***** RECORDS FOR PROCESSING *****

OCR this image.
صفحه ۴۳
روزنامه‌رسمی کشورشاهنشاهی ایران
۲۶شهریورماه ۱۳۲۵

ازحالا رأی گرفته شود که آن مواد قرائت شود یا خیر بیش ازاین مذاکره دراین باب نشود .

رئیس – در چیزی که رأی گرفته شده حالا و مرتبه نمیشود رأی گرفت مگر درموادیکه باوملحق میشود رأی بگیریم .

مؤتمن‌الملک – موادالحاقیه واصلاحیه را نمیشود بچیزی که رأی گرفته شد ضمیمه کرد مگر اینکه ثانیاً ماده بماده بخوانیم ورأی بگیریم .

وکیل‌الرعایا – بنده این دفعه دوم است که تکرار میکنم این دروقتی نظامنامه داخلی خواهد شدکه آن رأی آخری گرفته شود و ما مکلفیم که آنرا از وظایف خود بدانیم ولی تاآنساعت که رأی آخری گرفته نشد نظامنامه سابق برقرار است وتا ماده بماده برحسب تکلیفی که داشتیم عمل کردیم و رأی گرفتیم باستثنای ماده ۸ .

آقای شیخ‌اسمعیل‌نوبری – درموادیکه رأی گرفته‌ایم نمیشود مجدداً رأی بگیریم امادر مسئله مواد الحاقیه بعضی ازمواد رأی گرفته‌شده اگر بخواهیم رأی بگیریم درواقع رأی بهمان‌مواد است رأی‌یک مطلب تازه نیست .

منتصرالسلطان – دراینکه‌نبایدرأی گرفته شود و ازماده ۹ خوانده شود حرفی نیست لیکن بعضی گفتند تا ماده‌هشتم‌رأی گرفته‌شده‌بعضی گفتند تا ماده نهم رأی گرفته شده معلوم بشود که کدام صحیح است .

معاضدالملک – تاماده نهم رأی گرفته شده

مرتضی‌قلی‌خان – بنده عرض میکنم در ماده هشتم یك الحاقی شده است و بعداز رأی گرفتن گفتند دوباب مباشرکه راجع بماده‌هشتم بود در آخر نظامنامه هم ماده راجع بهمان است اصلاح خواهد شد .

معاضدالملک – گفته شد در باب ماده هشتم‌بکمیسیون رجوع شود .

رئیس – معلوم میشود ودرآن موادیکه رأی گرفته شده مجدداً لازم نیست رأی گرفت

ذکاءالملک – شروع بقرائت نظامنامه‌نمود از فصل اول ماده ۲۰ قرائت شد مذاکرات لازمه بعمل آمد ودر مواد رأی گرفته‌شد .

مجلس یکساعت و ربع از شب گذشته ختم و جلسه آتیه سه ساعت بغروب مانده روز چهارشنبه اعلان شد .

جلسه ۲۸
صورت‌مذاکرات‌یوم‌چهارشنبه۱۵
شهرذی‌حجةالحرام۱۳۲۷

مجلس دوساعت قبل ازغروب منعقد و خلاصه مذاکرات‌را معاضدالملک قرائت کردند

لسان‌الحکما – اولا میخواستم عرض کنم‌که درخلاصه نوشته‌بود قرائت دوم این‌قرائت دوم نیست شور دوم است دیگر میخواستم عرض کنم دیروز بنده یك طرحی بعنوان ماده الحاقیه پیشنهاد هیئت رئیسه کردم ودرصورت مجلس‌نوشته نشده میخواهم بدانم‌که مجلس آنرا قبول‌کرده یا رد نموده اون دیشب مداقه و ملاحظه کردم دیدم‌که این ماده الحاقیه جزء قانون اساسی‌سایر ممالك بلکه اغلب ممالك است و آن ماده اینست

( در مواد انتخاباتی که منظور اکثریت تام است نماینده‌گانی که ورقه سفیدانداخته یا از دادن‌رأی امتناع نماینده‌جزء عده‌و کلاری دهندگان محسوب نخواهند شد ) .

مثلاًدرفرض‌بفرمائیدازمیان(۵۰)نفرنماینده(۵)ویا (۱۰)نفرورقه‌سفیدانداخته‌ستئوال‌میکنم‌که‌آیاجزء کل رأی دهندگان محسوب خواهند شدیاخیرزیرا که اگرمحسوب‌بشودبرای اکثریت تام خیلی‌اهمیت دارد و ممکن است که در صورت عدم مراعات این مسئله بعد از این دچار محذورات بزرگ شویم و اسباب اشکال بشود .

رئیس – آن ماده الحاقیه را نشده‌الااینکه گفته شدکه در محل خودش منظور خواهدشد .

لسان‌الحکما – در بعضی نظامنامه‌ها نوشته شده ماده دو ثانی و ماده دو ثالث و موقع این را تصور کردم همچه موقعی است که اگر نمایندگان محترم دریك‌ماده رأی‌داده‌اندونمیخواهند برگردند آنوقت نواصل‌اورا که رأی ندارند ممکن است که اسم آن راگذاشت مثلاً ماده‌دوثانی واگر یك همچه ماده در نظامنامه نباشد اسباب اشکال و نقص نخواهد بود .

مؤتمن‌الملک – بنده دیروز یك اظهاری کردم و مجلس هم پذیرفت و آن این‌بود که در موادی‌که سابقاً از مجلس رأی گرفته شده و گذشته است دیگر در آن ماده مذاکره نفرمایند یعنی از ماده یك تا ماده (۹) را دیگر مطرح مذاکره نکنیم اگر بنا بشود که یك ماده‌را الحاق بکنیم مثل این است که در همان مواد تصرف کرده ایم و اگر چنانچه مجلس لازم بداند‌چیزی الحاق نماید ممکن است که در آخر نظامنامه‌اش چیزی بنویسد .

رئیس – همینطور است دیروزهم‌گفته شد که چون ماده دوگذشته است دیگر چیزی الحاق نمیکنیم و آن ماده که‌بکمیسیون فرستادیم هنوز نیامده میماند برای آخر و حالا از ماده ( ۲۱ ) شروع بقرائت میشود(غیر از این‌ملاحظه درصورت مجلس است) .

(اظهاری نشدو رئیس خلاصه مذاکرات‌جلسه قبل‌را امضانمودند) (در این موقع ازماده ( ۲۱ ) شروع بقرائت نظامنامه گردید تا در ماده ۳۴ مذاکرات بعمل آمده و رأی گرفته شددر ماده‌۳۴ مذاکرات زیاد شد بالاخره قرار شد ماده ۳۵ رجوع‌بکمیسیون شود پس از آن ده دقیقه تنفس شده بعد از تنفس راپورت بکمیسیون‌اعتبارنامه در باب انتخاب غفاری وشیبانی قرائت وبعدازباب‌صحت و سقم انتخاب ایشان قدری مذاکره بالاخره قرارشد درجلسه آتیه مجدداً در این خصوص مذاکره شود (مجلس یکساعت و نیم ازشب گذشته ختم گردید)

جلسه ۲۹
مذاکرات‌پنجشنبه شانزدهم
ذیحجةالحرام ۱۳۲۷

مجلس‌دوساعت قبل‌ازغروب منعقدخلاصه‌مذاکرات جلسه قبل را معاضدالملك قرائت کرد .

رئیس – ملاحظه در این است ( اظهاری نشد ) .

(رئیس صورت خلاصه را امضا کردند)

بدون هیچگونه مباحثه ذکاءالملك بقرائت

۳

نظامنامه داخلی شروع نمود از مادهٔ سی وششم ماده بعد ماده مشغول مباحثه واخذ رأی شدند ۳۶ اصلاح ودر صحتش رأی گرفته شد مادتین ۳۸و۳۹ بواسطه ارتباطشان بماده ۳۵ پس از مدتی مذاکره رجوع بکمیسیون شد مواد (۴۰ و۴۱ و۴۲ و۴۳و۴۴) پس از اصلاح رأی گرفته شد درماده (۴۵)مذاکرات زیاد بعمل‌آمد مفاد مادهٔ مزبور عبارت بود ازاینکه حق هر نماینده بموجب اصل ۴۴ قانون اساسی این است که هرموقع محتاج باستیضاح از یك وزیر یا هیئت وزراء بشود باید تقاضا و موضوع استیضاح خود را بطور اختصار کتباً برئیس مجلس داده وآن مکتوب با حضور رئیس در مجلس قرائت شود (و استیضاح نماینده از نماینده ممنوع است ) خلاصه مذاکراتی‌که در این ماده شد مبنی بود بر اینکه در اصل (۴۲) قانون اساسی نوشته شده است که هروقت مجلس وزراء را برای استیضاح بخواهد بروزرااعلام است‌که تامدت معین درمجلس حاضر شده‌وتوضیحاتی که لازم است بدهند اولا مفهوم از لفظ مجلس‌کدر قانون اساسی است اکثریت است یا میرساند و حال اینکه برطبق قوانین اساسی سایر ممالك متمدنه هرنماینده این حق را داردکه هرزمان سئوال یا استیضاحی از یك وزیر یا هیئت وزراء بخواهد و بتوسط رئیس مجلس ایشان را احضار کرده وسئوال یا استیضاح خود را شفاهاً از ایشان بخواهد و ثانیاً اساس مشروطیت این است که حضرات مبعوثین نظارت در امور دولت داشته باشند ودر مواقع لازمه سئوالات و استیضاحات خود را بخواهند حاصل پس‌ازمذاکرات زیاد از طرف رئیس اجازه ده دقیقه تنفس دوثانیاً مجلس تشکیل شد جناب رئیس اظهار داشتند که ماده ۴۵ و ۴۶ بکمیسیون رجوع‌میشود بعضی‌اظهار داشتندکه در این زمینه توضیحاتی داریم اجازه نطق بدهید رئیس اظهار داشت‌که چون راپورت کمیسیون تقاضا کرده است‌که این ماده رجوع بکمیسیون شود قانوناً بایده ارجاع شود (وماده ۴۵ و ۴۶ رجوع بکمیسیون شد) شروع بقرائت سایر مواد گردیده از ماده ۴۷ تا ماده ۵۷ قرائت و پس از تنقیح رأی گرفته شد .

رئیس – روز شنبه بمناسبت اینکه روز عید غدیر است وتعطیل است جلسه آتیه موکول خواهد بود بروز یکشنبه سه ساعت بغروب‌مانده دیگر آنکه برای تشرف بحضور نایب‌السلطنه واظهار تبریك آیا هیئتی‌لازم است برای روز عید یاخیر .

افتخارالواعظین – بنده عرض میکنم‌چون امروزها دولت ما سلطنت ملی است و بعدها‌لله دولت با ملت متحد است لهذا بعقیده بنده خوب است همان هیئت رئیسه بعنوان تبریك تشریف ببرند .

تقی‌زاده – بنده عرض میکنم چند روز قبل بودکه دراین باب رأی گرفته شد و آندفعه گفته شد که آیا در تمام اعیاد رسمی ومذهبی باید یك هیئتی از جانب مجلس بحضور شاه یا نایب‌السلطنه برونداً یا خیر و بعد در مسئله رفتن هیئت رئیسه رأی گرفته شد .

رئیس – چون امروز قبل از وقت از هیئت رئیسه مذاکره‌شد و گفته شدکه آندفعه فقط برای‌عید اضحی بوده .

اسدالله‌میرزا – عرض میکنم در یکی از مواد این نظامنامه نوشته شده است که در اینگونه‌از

*****

**WHAT IS REQUIRED**
All lines in the data that contain the word "هشتم" should be copied.

**CORRECT RESPONSE**
منتصرالسلطان – دراینکه‌نبایدرأی گرفته شود و ازماده ۹ خوانده شود حرفی نیست لیکن بعضی گفتند تا ماده‌هشتم‌رأی گرفته‌شده‌بعضی گفتند تا ماده نهم رأی گرفته شده معلوم بشود که کدام صحیح است .
مرتضی‌قلی‌خان – بنده عرض میکنم در ماده هشتم یك الحاقی شده است و بعداز رأی گرفتن گفتند دوباب مباشرکه راجع بماده‌هشتم بود در آخر نظامنامه هم ماده راجع بهمان است اصلاح خواهد شد .
معاضدالملک – گفته شد در باب ماده هشتم‌بکمیسیون رجوع شود .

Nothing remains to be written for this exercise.